- _Exercise goal_
Format the listing as a JSON list of strings, one string per line, from its first line through the line containing "mic-muted-icon: 🎙̸ xyxy=(912,265,921,277)", without any blank lines.

- _Given records_
□ □ □ □ □

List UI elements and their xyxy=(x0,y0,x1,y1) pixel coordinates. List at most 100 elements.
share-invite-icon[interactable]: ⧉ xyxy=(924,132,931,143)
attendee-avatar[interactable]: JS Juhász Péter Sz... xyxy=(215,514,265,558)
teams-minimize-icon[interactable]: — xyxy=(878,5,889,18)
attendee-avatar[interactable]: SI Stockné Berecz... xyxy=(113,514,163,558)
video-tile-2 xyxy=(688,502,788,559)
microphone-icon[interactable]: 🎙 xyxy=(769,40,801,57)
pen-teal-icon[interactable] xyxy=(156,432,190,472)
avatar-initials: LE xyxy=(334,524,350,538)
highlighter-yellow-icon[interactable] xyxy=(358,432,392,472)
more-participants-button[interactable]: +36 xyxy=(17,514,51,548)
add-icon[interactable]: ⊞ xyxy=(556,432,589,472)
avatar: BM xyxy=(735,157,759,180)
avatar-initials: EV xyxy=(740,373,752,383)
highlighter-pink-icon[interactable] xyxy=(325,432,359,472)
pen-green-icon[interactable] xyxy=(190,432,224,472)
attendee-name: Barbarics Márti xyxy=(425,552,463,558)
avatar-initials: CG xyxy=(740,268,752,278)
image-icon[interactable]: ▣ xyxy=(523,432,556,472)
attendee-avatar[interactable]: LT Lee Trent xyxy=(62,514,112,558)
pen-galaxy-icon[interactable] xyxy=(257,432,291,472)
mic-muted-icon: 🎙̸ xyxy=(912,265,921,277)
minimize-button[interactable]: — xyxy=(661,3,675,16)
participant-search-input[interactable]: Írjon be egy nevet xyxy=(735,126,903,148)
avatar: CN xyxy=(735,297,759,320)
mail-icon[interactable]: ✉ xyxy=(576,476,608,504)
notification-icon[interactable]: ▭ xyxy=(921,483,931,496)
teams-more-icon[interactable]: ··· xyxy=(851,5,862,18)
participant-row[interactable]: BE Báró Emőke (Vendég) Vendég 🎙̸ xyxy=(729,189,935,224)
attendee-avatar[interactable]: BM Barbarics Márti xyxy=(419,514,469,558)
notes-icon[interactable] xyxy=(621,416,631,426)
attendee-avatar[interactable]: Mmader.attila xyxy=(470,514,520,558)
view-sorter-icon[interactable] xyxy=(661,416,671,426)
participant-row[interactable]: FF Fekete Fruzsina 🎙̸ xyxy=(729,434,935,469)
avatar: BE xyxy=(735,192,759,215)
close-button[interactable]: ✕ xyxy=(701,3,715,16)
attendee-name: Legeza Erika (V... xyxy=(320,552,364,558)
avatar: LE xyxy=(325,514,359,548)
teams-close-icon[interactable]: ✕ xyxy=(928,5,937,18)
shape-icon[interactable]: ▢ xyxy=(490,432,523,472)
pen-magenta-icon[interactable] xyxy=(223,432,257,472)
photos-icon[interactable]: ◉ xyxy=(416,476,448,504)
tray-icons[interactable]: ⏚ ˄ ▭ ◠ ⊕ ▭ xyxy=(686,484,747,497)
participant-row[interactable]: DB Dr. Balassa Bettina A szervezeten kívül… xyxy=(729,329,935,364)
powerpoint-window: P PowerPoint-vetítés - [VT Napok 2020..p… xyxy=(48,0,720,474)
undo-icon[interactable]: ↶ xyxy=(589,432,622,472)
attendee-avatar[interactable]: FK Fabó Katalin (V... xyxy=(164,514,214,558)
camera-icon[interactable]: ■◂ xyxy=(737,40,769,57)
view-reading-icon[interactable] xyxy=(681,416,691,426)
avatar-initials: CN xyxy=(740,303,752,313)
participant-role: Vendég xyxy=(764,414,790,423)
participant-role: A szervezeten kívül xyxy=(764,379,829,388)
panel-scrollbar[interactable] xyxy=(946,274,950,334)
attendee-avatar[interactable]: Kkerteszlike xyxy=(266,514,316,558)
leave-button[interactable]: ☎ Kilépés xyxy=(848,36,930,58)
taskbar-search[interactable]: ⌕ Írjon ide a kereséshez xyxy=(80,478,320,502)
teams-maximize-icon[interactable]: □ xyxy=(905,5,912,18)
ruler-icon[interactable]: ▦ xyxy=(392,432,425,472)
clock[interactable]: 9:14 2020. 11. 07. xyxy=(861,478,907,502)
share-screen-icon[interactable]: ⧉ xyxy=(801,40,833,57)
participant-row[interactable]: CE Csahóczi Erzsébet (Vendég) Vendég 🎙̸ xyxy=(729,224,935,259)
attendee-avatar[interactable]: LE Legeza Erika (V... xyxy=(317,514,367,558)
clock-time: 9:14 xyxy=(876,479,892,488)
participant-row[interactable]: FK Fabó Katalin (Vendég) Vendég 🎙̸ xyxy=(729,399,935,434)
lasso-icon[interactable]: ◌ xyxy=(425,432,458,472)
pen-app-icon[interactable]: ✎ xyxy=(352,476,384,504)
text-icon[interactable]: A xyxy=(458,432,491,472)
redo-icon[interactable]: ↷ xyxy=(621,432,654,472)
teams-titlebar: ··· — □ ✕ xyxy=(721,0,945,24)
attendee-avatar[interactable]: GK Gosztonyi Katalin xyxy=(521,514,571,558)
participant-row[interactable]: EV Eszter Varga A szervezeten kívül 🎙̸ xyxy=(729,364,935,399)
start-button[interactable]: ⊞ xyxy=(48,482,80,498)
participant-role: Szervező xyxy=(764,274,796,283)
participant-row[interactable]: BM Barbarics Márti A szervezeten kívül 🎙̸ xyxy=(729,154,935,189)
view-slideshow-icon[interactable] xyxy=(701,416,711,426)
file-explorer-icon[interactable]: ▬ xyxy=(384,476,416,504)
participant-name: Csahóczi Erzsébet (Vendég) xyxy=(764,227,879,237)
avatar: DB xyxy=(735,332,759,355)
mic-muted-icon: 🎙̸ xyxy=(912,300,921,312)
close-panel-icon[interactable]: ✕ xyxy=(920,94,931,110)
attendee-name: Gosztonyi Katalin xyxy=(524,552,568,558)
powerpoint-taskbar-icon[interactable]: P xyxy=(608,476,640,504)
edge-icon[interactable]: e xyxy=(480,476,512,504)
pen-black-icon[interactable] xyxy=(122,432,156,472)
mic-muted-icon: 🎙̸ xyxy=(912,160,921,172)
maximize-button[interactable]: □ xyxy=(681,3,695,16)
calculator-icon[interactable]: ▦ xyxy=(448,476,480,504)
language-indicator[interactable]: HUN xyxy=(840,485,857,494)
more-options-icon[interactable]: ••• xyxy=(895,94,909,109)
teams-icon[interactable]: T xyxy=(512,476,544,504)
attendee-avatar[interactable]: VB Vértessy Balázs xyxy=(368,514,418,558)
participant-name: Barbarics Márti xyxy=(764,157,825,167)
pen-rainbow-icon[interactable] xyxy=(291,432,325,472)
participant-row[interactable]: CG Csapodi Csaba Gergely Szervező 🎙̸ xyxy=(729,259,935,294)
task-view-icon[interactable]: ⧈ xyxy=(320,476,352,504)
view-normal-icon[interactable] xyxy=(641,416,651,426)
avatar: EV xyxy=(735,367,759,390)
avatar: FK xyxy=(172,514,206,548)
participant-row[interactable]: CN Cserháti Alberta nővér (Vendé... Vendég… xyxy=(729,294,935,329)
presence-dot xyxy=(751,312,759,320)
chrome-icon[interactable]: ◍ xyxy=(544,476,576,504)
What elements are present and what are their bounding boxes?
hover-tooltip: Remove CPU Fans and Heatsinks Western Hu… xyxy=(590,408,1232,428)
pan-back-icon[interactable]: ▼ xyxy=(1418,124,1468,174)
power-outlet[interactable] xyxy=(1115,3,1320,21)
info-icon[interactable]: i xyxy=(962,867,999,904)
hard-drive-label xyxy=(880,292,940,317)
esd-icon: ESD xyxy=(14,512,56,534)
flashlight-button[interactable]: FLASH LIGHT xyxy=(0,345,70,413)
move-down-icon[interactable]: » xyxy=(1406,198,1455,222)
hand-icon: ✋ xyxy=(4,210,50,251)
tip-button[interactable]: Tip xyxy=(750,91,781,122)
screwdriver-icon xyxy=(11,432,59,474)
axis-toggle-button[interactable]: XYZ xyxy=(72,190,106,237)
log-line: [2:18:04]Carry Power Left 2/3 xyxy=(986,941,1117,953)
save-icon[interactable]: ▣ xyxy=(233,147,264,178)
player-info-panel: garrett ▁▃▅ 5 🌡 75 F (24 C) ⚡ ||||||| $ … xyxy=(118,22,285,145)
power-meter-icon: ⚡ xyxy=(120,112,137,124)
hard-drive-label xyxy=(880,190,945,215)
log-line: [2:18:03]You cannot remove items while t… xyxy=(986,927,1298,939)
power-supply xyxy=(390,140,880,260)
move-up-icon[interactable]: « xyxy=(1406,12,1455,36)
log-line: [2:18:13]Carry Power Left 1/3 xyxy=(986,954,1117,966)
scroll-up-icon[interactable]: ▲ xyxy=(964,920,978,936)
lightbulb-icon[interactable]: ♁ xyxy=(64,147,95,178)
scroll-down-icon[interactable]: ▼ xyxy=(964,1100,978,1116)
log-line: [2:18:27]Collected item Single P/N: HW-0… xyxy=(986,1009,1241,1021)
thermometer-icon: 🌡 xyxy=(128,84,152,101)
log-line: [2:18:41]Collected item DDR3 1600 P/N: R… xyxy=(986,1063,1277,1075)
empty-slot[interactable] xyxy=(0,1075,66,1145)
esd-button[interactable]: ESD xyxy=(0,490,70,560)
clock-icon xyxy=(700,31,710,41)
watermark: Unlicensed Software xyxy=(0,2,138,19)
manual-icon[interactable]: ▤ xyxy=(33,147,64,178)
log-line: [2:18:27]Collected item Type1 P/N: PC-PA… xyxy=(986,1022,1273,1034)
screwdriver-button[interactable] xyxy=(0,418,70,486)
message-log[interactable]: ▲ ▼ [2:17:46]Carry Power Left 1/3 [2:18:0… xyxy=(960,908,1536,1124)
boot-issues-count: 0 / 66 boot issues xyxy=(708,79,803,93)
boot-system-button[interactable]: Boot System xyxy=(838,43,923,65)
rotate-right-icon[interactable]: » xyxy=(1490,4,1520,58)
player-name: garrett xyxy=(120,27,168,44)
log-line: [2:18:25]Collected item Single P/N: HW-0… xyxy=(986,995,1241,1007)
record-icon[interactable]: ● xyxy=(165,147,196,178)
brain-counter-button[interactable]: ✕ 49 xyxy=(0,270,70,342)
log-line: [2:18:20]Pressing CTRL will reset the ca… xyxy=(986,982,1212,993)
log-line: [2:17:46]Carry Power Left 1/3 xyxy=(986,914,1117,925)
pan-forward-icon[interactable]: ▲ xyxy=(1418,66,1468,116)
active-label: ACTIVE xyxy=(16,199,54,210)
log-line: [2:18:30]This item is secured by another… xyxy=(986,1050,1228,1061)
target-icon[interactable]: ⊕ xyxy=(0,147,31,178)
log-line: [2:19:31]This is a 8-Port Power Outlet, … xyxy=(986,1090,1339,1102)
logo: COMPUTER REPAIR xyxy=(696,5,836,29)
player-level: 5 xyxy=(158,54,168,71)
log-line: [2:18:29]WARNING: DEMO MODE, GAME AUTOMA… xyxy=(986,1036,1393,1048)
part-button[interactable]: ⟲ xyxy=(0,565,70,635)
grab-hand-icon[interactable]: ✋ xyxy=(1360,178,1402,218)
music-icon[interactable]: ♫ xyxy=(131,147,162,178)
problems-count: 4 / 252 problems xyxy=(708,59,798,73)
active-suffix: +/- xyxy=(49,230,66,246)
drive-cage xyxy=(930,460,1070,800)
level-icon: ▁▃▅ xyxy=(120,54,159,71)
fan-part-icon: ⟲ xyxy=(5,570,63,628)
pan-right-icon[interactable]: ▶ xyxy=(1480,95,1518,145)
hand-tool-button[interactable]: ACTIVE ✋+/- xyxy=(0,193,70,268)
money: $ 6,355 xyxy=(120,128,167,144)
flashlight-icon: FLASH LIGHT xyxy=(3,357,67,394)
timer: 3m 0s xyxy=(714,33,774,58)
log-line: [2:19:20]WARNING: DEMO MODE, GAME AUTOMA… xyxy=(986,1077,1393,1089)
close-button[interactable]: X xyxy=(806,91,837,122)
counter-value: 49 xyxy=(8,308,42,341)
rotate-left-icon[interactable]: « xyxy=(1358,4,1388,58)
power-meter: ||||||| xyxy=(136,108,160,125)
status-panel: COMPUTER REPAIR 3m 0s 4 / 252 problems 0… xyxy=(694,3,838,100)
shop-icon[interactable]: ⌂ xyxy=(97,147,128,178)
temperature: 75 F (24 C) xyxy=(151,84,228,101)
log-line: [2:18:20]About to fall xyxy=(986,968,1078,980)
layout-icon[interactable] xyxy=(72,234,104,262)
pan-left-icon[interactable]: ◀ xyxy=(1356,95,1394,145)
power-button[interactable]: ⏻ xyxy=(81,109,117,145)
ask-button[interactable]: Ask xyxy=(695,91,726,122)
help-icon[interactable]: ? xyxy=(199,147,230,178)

□ □ □ □ □

- _Task output_
[
  "List UI elements and their xyxy=(x0,y0,x1,y1) pixel coordinates. List at most 100 elements.",
  "share-invite-icon[interactable]: ⧉ xyxy=(924,132,931,143)",
  "attendee-avatar[interactable]: JS Juhász Péter Sz... xyxy=(215,514,265,558)",
  "teams-minimize-icon[interactable]: — xyxy=(878,5,889,18)",
  "attendee-avatar[interactable]: SI Stockné Berecz... xyxy=(113,514,163,558)",
  "video-tile-2 xyxy=(688,502,788,559)",
  "microphone-icon[interactable]: 🎙 xyxy=(769,40,801,57)",
  "pen-teal-icon[interactable] xyxy=(156,432,190,472)",
  "avatar-initials: LE xyxy=(334,524,350,538)",
  "highlighter-yellow-icon[interactable] xyxy=(358,432,392,472)",
  "more-participants-button[interactable]: +36 xyxy=(17,514,51,548)",
  "add-icon[interactable]: ⊞ xyxy=(556,432,589,472)",
  "avatar: BM xyxy=(735,157,759,180)",
  "avatar-initials: EV xyxy=(740,373,752,383)",
  "highlighter-pink-icon[interactable] xyxy=(325,432,359,472)",
  "pen-green-icon[interactable] xyxy=(190,432,224,472)",
  "attendee-name: Barbarics Márti xyxy=(425,552,463,558)",
  "avatar-initials: CG xyxy=(740,268,752,278)",
  "image-icon[interactable]: ▣ xyxy=(523,432,556,472)",
  "attendee-avatar[interactable]: LT Lee Trent xyxy=(62,514,112,558)",
  "pen-galaxy-icon[interactable] xyxy=(257,432,291,472)",
  "mic-muted-icon: 🎙̸ xyxy=(912,265,921,277)"
]